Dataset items
* BEGIN *
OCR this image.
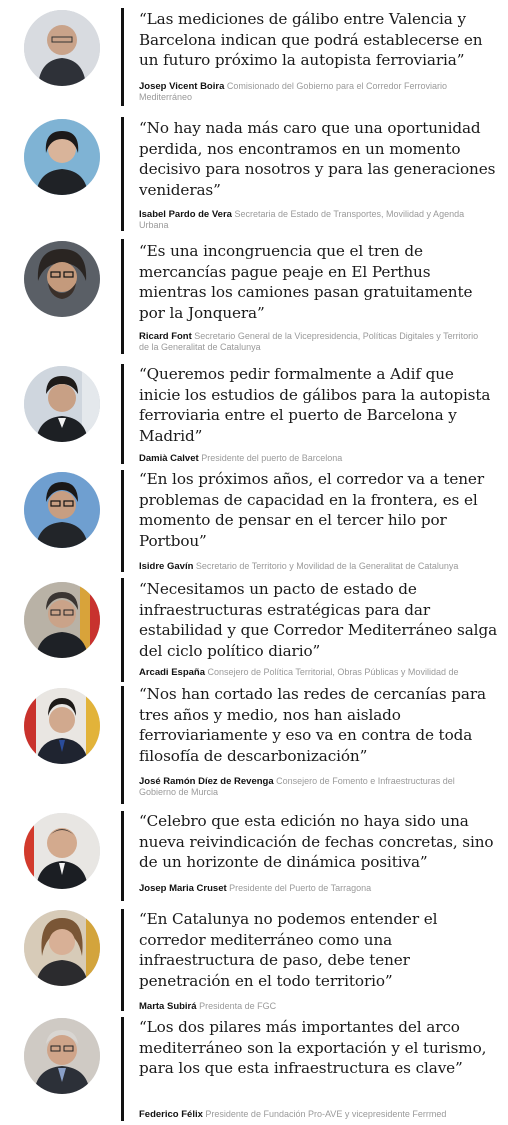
“Las mediciones de gálibo entre Valencia y Barcelona indican que podrá establecerse en un futuro próximo la autopista ferroviaria”

Josep Vicent Boira Comisionado del Gobierno para el Corredor Ferroviario Mediterráneo

“No hay nada más caro que una oportunidad perdida, nos encontramos en un momento decisivo para nosotros y para las generaciones venideras”

Isabel Pardo de Vera Secretaria de Estado de Transportes, Movilidad y Agenda Urbana

“Es una incongruencia que el tren de mercancías pague peaje en El Perthus mientras los camiones pasan gratuitamente por la Jonquera”

Ricard Font Secretario General de la Vicepresidencia, Políticas Digitales y Territorio de la Generalitat de Catalunya

“Queremos pedir formalmente a Adif que inicie los estudios de gálibos para la autopista ferroviaria entre el puerto de Barcelona y Madrid”

Damià Calvet Presidente del puerto de Barcelona

“En los próximos años, el corredor va a tener problemas de capacidad en la frontera, es el momento de pensar en el tercer hilo por Portbou”

Isidre Gavín Secretario de Territorio y Movilidad de la Generalitat de Catalunya

“Necesitamos un pacto de estado de infraestructuras estratégicas para dar estabilidad y que Corredor Mediterráneo salga del ciclo político diario”

Arcadi España Consejero de Política Territorial, Obras Públicas y Movilidad de

“Nos han cortado las redes de cercanías para tres años y medio, nos han aislado ferroviariamente y eso va en contra de toda filosofía de descarbonización”

José Ramón Díez de Revenga Consejero de Fomento e Infraestructuras del Gobierno de Murcia

“Celebro que esta edición no haya sido una nueva reivindicación de fechas concretas, sino de un horizonte de dinámica positiva”

Josep Maria Cruset Presidente del Puerto de Tarragona

“En Catalunya no podemos entender el corredor mediterráneo como una infraestructura de paso, debe tener penetración en el todo territorio”

Marta Subirá Presidenta de FGC

“Los dos pilares más importantes del arco mediterráneo son la exportación y el turismo, para los que esta infraestructura es clave”

Federico Félix Presidente de Fundación Pro-AVE y vicepresidente Ferrmed
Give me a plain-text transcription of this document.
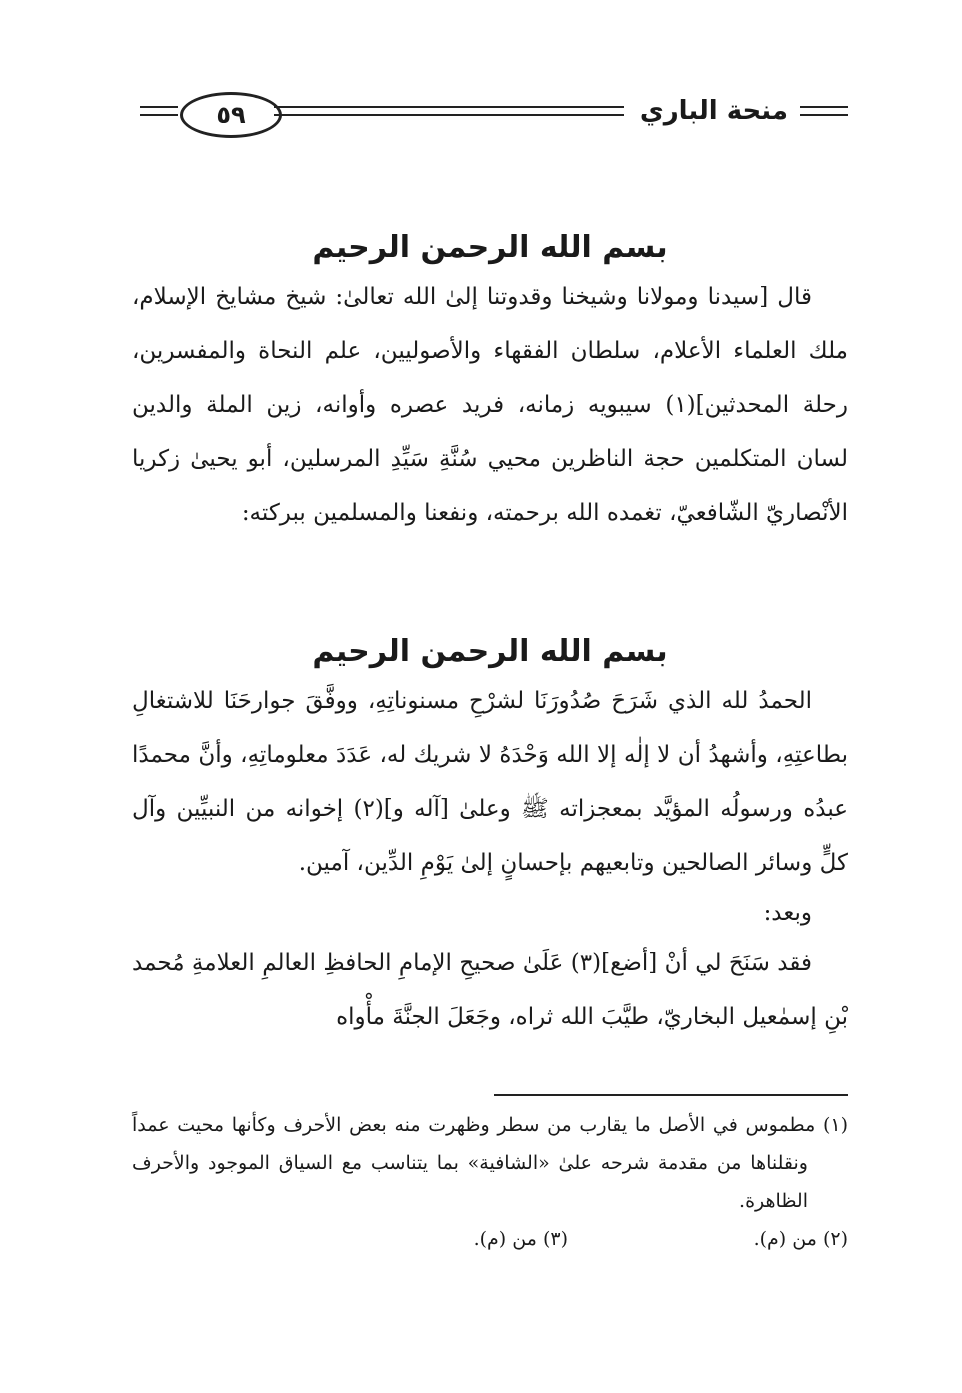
٥٩	منحة الباري
بسم الله الرحمن الرحيم

قال [سيدنا ومولانا وشيخنا وقدوتنا إلىٰ الله تعالىٰ: شيخ مشايخ الإسلام، ملك العلماء الأعلام، سلطان الفقهاء والأصوليين، علم النحاة والمفسرين، رحلة المحدثين](١) سيبويه زمانه، فريد عصره وأوانه، زين الملة والدين لسان المتكلمين حجة الناظرين محيي سُنَّةِ سَيِّدِ المرسلين، أبو يحيىٰ زكريا الأنْصاريّ الشّافعيّ، تغمده الله برحمته، ونفعنا والمسلمين ببركته:

بسم الله الرحمن الرحيم

الحمدُ لله الذي شَرَحَ صُدُورَنَا لشرْحِ مسنوناتِهِ، ووفَّقَ جوارحَنَا للاشتغالِ بطاعتِهِ، وأشهدُ أن لا إلٰه إلا الله وَحْدَهُ لا شريك له، عَدَدَ معلوماتِهِ، وأنَّ محمدًا عبدُه ورسولُه المؤيَّد بمعجزاته ﷺ وعلىٰ [آله و](٢) إخوانه من النبيِّين وآل كلٍّ وسائر الصالحين وتابعيهم بإحسانٍ إلىٰ يَوْمِ الدِّين، آمين.

وبعد:

فقد سَنَحَ لي أنْ [أضع](٣) عَلَىٰ صحيحِ الإمامِ الحافظِ العالمِ العلامةِ مُحمد بْنِ إسمٰعيل البخاريّ، طيَّبَ الله ثراه، وجَعَلَ الجنَّةَ مأْواه

(١) مطموس في الأصل ما يقارب من سطر وظهرت منه بعض الأحرف وكأنها محيت عمداً ونقلناها من مقدمة شرحه علىٰ «الشافية» بما يتناسب مع السياق الموجود والأحرف الظاهرة.
(٢) من (م).
(٣) من (م).
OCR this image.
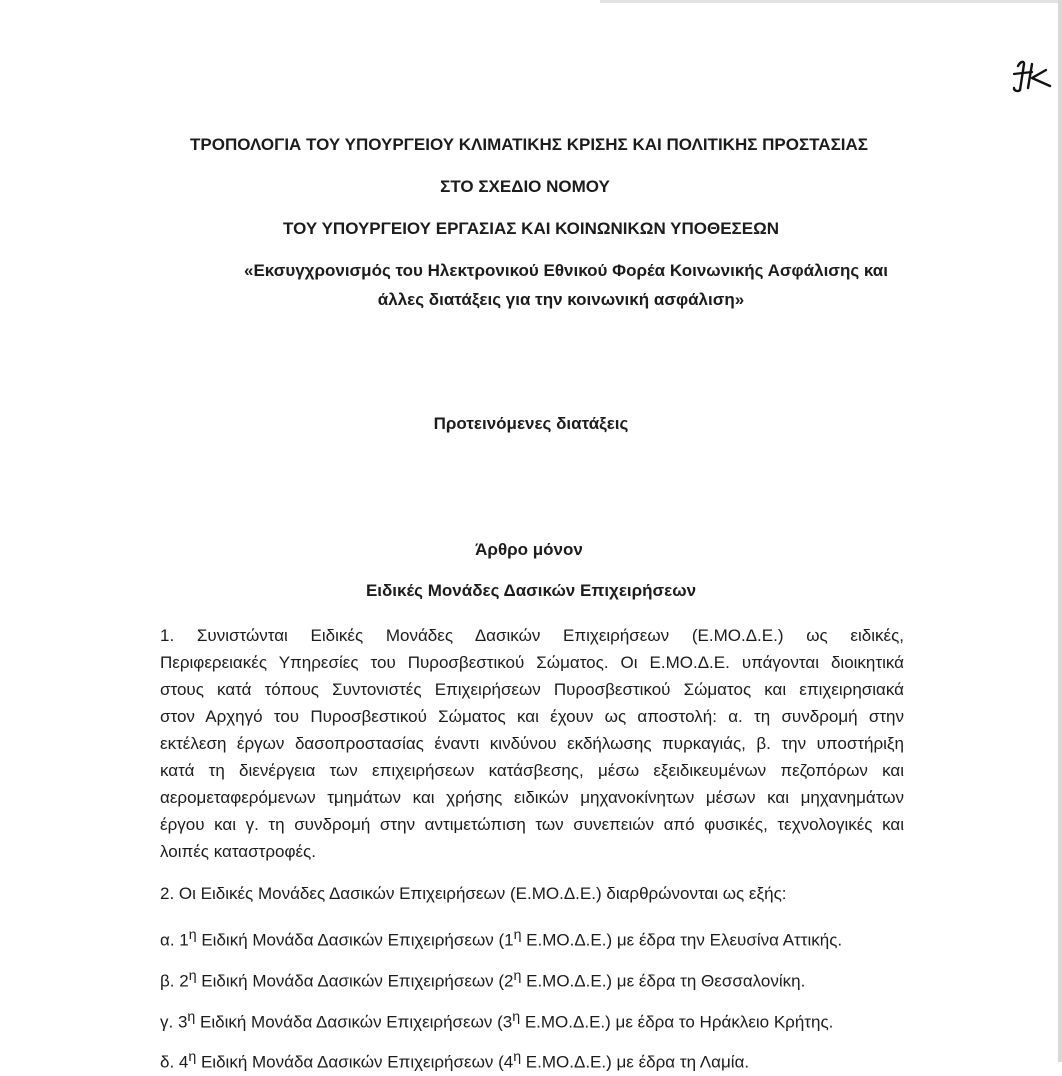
ΤΡΟΠΟΛΟΓΙΑ ΤΟΥ ΥΠΟΥΡΓΕΙΟΥ ΚΛΙΜΑΤΙΚΗΣ ΚΡΙΣΗΣ ΚΑΙ ΠΟΛΙΤΙΚΗΣ ΠΡΟΣΤΑΣΙΑΣ
ΣΤΟ ΣΧΕΔΙΟ ΝΟΜΟΥ
ΤΟΥ ΥΠΟΥΡΓΕΙΟΥ ΕΡΓΑΣΙΑΣ ΚΑΙ ΚΟΙΝΩΝΙΚΩΝ ΥΠΟΘΕΣΕΩΝ
«Εκσυγχρονισμός του Ηλεκτρονικού Εθνικού Φορέα Κοινωνικής Ασφάλισης και
άλλες διατάξεις για την κοινωνική ασφάλιση»
Προτεινόμενες διατάξεις
Άρθρο μόνον
Ειδικές Μονάδες Δασικών Επιχειρήσεων
1. Συνιστώνται Ειδικές Μονάδες Δασικών Επιχειρήσεων (Ε.ΜΟ.Δ.Ε.) ως ειδικές,
Περιφερειακές Υπηρεσίες του Πυροσβεστικού Σώματος. Οι Ε.ΜΟ.Δ.Ε. υπάγονται διοικητικά
στους κατά τόπους Συντονιστές Επιχειρήσεων Πυροσβεστικού Σώματος και επιχειρησιακά
στον Αρχηγό του Πυροσβεστικού Σώματος και έχουν ως αποστολή: α. τη συνδρομή στην
εκτέλεση έργων δασοπροστασίας έναντι κινδύνου εκδήλωσης πυρκαγιάς, β. την υποστήριξη
κατά τη διενέργεια των επιχειρήσεων κατάσβεσης, μέσω εξειδικευμένων πεζοπόρων και
αερομεταφερόμενων τμημάτων και χρήσης ειδικών μηχανοκίνητων μέσων και μηχανημάτων
έργου και γ. τη συνδρομή στην αντιμετώπιση των συνεπειών από φυσικές, τεχνολογικές και
λοιπές καταστροφές.
2. Οι Ειδικές Μονάδες Δασικών Επιχειρήσεων (Ε.ΜΟ.Δ.Ε.) διαρθρώνονται ως εξής:
α. $1^\eta$ Ειδική Μονάδα Δασικών Επιχειρήσεων ($1^\eta$ Ε.ΜΟ.Δ.Ε.) με έδρα την Ελευσίνα Αττικής.
β. $2^\eta$ Ειδική Μονάδα Δασικών Επιχειρήσεων ($2^\eta$ Ε.ΜΟ.Δ.Ε.) με έδρα τη Θεσσαλονίκη.
γ. $3^\eta$ Ειδική Μονάδα Δασικών Επιχειρήσεων ($3^\eta$ Ε.ΜΟ.Δ.Ε.) με έδρα το Ηράκλειο Κρήτης.
δ. $4^\eta$ Ειδική Μονάδα Δασικών Επιχειρήσεων ($4^\eta$ Ε.ΜΟ.Δ.Ε.) με έδρα τη Λαμία.
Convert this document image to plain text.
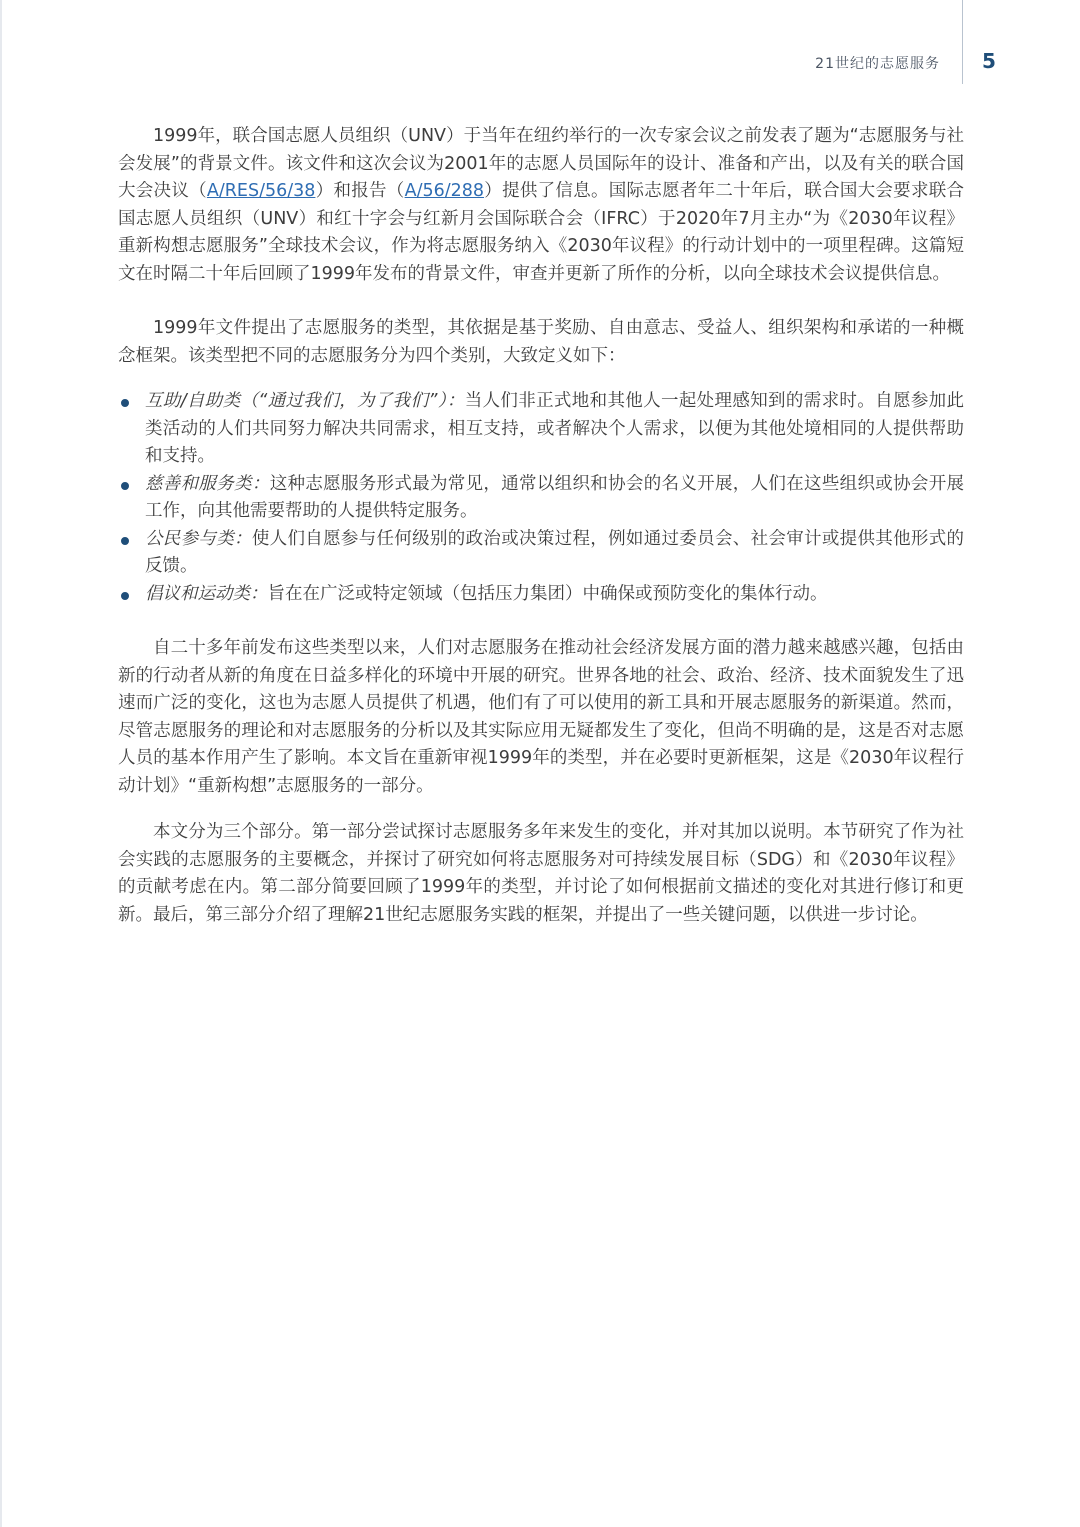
21世纪的志愿服务 5

1999年，联合国志愿人员组织（UNV）于当年在纽约举行的一次专家会议之前发表了题为“志愿服务与社会发展”的背景文件。该文件和这次会议为2001年的志愿人员国际年的设计、准备和产出，以及有关的联合国大会决议（A/RES/56/38）和报告（A/56/288）提供了信息。国际志愿者年二十年后，联合国大会要求联合国志愿人员组织（UNV）和红十字会与红新月会国际联合会（IFRC）于2020年7月主办“为《2030年议程》重新构想志愿服务”全球技术会议，作为将志愿服务纳入《2030年议程》的行动计划中的一项里程碑。这篇短文在时隔二十年后回顾了1999年发布的背景文件，审查并更新了所作的分析，以向全球技术会议提供信息。

1999年文件提出了志愿服务的类型，其依据是基于奖励、自由意志、受益人、组织架构和承诺的一种概念框架。该类型把不同的志愿服务分为四个类别，大致定义如下：

互助/自助类（“通过我们，为了我们”）：当人们非正式地和其他人一起处理感知到的需求时。自愿参加此类活动的人们共同努力解决共同需求，相互支持，或者解决个人需求，以便为其他处境相同的人提供帮助和支持。
慈善和服务类：这种志愿服务形式最为常见，通常以组织和协会的名义开展，人们在这些组织或协会开展工作，向其他需要帮助的人提供特定服务。
公民参与类：使人们自愿参与任何级别的政治或决策过程，例如通过委员会、社会审计或提供其他形式的反馈。
倡议和运动类：旨在在广泛或特定领域（包括压力集团）中确保或预防变化的集体行动。

自二十多年前发布这些类型以来，人们对志愿服务在推动社会经济发展方面的潜力越来越感兴趣，包括由新的行动者从新的角度在日益多样化的环境中开展的研究。世界各地的社会、政治、经济、技术面貌发生了迅速而广泛的变化，这也为志愿人员提供了机遇，他们有了可以使用的新工具和开展志愿服务的新渠道。然而，尽管志愿服务的理论和对志愿服务的分析以及其实际应用无疑都发生了变化，但尚不明确的是，这是否对志愿人员的基本作用产生了影响。本文旨在重新审视1999年的类型，并在必要时更新框架，这是《2030年议程行动计划》“重新构想”志愿服务的一部分。

本文分为三个部分。第一部分尝试探讨志愿服务多年来发生的变化，并对其加以说明。本节研究了作为社会实践的志愿服务的主要概念，并探讨了研究如何将志愿服务对可持续发展目标（SDG）和《2030年议程》的贡献考虑在内。第二部分简要回顾了1999年的类型，并讨论了如何根据前文描述的变化对其进行修订和更新。最后，第三部分介绍了理解21世纪志愿服务实践的框架，并提出了一些关键问题，以供进一步讨论。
* END *
- [Work to be completed] Extract every line containing the string "document" from the material.

- [Answer to this problem]
Give me a plain-text transcription of this document.
Convert this document image to plain text.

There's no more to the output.